PROBLEM TO WORK ON. Return the material below in full and exactly.

Stored items

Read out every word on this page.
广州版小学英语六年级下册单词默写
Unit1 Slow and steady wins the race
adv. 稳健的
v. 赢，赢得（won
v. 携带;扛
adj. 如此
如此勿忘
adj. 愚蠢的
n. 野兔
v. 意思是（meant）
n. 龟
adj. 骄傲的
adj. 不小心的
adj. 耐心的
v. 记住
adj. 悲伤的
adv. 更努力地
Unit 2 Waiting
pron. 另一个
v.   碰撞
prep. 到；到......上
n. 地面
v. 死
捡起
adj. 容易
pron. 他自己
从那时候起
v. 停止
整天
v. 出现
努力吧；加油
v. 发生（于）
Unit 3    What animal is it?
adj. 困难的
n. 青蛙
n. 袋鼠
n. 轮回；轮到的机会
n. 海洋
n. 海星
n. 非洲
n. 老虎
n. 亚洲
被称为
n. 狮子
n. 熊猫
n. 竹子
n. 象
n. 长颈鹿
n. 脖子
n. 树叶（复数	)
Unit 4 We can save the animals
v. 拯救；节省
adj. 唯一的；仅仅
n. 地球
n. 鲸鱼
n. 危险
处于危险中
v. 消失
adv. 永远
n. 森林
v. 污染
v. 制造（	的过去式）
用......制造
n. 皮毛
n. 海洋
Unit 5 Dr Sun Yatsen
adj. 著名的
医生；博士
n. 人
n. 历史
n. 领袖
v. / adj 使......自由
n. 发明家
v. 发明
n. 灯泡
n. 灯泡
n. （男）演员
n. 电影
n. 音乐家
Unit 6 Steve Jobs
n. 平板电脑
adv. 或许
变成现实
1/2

ANSWER TO THIS TASK.
Read out every word on this page.
广州版小学英语六年级下册单词默写
Unit1 Slow and steady wins the race
adv. 稳健的
v. 赢，赢得（won
v. 携带;扛
adj. 如此
如此勿忘
adj. 愚蠢的
n. 野兔
v. 意思是（meant）
n. 龟
adj. 骄傲的
adj. 不小心的
adj. 耐心的
v. 记住
adj. 悲伤的
adv. 更努力地
Unit 2 Waiting
pron. 另一个
v.   碰撞
prep. 到；到......上
n. 地面
v. 死
捡起
adj. 容易
pron. 他自己
从那时候起
v. 停止
整天
v. 出现
努力吧；加油
v. 发生（于）
Unit 3    What animal is it?
adj. 困难的
n. 青蛙
n. 袋鼠
n. 轮回；轮到的机会
n. 海洋
n. 海星
n. 非洲
n. 老虎
n. 亚洲
被称为
n. 狮子
n. 熊猫
n. 竹子
n. 象
n. 长颈鹿
n. 脖子
n. 树叶（复数	)
Unit 4 We can save the animals
v. 拯救；节省
adj. 唯一的；仅仅
n. 地球
n. 鲸鱼
n. 危险
处于危险中
v. 消失
adv. 永远
n. 森林
v. 污染
v. 制造（	的过去式）
用......制造
n. 皮毛
n. 海洋
Unit 5 Dr Sun Yatsen
adj. 著名的
医生；博士
n. 人
n. 历史
n. 领袖
v. / adj 使......自由
n. 发明家
v. 发明
n. 灯泡
n. 灯泡
n. （男）演员
n. 电影
n. 音乐家
Unit 6 Steve Jobs
n. 平板电脑
adv. 或许
变成现实
1/2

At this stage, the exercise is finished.